= To do =
Return each line of the listing that contains the string "this".

>> Start Provided information

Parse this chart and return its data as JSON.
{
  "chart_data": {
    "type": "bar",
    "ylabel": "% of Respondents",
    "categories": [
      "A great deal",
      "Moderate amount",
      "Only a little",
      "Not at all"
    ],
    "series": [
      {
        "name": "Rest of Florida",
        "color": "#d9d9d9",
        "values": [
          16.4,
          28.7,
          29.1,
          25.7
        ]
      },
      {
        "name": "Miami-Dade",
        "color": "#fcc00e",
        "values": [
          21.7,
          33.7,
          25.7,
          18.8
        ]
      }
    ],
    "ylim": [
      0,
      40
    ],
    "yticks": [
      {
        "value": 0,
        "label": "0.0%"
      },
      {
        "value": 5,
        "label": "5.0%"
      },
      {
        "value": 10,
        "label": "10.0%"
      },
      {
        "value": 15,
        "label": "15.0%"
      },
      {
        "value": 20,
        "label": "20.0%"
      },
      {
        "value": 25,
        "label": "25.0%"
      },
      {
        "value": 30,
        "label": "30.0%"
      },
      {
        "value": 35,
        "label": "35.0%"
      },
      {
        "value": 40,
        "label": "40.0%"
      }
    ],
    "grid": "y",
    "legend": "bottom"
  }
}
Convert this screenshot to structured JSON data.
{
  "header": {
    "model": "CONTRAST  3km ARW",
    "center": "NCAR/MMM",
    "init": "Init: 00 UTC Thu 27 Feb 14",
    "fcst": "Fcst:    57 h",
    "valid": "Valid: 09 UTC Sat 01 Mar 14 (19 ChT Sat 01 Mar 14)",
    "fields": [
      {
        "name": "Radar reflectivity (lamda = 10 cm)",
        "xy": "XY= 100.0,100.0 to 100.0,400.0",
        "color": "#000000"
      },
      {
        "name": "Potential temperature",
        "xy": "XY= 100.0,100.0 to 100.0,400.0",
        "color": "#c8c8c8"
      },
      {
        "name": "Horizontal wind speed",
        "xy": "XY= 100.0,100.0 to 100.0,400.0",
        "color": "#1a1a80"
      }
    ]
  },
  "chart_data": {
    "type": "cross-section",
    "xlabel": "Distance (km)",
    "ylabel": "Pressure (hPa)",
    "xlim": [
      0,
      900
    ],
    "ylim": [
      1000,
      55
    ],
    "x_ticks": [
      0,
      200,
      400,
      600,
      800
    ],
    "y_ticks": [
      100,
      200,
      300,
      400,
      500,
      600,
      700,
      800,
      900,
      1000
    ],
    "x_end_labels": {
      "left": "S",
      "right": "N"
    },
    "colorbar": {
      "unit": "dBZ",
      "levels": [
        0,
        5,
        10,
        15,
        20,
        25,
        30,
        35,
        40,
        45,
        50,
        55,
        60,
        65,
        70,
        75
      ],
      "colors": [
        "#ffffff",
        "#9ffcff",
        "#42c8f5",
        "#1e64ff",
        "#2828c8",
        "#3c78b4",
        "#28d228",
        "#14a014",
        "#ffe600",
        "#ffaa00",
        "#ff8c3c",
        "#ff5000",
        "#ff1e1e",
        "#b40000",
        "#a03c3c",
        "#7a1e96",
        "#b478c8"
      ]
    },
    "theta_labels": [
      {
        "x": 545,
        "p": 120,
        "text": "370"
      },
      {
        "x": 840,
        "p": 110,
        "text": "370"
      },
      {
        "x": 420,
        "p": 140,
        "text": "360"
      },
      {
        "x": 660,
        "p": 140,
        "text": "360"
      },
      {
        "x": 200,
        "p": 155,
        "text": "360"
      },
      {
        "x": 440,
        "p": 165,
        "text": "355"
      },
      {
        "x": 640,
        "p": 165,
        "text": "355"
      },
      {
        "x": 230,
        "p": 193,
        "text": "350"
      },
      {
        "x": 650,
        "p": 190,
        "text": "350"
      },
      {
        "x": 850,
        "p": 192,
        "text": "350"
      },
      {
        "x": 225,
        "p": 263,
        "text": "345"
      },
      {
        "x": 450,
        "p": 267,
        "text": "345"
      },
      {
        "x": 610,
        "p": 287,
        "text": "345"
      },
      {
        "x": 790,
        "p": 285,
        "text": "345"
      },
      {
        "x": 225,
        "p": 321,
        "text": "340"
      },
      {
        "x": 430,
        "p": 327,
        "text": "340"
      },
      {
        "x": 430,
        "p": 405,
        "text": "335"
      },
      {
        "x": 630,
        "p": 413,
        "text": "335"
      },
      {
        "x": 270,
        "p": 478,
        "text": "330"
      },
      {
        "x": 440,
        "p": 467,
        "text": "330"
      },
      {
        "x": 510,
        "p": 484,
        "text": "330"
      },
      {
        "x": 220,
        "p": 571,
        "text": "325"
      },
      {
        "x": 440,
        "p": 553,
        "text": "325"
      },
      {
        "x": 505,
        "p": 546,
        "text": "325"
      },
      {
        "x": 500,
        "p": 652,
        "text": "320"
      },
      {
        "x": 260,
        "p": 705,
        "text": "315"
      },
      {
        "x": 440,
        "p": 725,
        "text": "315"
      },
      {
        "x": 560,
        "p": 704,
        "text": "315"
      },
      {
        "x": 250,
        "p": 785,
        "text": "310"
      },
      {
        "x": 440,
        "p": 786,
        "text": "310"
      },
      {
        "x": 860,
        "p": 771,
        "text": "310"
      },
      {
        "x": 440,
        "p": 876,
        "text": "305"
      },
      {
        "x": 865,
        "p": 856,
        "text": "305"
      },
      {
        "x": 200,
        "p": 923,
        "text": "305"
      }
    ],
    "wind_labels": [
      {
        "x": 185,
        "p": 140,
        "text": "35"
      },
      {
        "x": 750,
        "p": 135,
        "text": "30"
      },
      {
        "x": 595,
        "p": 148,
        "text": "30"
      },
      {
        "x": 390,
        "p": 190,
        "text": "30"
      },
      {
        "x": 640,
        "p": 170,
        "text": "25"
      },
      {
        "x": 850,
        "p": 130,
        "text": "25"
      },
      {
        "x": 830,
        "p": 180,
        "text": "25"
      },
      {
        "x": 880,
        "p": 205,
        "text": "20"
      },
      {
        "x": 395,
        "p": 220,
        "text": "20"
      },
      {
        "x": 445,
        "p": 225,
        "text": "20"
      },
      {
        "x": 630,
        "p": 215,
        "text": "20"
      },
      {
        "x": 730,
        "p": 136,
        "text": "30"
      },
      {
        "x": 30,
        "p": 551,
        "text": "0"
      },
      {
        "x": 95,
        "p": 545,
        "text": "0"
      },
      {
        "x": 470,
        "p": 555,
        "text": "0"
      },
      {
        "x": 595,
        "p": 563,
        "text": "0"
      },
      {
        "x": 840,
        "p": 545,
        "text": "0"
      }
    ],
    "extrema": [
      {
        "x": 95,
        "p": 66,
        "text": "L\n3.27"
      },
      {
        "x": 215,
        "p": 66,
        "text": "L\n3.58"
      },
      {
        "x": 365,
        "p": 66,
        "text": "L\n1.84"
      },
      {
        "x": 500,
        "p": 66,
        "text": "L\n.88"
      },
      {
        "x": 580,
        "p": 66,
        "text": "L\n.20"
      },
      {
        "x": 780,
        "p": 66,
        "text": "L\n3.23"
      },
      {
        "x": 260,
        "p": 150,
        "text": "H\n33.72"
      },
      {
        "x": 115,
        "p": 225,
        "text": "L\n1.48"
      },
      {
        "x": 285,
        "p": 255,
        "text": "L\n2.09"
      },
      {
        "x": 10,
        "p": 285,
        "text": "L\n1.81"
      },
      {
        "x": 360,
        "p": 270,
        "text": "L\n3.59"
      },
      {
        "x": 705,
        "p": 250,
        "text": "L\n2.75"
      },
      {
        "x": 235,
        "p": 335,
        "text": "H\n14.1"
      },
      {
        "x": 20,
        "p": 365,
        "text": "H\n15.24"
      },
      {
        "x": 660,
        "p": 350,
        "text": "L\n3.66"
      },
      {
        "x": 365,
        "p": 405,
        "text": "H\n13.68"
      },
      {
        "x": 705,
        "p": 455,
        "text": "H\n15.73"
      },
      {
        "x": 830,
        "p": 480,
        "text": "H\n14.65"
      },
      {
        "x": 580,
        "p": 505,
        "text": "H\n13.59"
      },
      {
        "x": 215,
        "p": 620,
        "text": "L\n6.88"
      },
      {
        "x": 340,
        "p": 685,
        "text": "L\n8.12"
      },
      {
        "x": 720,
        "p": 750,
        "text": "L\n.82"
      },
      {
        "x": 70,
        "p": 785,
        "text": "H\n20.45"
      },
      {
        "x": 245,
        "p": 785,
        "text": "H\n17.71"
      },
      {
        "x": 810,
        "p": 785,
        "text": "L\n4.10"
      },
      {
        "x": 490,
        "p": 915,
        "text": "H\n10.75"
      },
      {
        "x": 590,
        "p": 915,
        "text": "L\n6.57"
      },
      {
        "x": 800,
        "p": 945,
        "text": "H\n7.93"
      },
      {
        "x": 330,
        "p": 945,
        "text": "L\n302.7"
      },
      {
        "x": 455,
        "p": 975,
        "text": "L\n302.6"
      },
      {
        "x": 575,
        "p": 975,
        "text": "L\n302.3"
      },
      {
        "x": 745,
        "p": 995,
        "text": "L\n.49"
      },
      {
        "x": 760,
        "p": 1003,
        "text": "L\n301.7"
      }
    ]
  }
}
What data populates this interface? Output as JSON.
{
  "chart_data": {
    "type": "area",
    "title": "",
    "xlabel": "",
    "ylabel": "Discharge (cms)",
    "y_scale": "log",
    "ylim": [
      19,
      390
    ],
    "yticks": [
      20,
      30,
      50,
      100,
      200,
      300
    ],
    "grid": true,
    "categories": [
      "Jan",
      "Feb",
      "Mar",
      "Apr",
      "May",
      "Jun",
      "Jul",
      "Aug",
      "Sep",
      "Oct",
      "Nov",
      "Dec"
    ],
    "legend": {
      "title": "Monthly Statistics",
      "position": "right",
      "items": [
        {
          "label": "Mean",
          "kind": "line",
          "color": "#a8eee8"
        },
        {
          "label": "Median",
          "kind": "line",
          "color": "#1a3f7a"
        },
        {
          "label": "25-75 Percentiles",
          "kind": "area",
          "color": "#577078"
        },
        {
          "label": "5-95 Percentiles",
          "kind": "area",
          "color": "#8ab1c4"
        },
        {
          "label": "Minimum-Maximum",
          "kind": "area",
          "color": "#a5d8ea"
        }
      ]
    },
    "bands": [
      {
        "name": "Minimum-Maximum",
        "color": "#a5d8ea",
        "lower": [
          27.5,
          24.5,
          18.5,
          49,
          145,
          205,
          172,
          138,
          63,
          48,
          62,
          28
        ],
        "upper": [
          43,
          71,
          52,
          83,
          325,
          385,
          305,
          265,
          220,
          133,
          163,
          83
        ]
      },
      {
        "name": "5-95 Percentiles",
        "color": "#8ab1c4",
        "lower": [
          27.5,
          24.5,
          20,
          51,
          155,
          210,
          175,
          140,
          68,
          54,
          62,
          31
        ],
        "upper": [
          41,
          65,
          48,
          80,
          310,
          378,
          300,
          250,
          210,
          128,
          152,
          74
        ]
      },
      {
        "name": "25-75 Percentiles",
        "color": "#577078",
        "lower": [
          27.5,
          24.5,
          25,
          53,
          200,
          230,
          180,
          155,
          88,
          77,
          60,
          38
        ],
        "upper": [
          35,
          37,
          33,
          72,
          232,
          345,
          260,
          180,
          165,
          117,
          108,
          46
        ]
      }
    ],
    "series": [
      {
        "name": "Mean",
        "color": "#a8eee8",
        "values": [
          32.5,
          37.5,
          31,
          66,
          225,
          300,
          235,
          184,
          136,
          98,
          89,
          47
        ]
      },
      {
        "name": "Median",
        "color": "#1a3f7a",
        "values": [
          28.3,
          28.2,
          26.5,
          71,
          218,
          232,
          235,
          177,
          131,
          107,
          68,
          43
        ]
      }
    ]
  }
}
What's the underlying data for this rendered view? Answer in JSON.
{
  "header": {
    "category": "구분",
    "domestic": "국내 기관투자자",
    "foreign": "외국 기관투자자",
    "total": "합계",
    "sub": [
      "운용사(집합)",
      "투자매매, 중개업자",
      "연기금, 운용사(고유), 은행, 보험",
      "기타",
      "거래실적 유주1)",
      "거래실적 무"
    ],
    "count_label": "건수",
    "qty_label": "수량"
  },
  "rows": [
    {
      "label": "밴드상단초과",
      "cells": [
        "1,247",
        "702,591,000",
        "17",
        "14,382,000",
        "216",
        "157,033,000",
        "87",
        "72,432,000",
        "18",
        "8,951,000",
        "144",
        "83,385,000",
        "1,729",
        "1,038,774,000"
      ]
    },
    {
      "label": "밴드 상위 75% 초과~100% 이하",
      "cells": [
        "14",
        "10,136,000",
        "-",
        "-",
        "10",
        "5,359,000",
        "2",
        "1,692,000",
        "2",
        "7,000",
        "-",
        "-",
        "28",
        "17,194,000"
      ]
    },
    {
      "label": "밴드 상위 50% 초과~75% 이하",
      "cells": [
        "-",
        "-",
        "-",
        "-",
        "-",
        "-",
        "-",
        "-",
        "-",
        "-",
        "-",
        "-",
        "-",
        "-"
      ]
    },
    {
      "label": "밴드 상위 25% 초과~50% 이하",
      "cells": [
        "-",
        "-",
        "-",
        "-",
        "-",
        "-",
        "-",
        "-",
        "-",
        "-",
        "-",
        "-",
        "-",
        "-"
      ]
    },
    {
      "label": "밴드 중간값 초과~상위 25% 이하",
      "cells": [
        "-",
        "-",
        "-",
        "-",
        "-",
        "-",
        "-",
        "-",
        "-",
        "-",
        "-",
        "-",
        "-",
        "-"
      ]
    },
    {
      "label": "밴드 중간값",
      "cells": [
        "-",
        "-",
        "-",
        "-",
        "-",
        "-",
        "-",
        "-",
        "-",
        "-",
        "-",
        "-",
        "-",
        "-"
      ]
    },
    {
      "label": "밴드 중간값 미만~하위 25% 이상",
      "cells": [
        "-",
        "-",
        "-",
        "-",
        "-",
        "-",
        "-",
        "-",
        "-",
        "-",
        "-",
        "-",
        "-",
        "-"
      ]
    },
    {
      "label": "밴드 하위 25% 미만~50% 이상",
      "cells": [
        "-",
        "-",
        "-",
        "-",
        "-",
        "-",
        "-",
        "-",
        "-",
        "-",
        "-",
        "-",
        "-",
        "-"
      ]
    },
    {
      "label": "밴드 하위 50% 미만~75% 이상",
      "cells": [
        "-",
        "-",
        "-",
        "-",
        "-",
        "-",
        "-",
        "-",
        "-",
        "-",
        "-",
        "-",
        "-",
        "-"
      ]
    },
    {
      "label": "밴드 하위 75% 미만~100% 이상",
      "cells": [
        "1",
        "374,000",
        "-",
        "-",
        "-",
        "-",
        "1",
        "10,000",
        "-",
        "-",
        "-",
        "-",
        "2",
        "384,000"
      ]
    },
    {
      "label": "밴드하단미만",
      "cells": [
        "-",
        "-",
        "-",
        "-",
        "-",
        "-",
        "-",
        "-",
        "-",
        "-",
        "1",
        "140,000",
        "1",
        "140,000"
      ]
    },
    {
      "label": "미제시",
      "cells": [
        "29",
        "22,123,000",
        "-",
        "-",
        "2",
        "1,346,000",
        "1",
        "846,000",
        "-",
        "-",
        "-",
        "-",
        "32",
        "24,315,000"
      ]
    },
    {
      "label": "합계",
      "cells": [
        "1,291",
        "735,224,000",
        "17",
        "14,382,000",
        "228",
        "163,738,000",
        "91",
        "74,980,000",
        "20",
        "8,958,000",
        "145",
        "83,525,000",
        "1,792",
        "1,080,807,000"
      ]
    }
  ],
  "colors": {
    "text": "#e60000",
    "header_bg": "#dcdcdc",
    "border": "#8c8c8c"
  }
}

>> End Provided information

= Written answer =
Parse this chart and return its data as JSON.
Convert this screenshot to structured JSON data.
What data populates this interface? Output as JSON.
What's the underlying data for this rendered view? Answer in JSON.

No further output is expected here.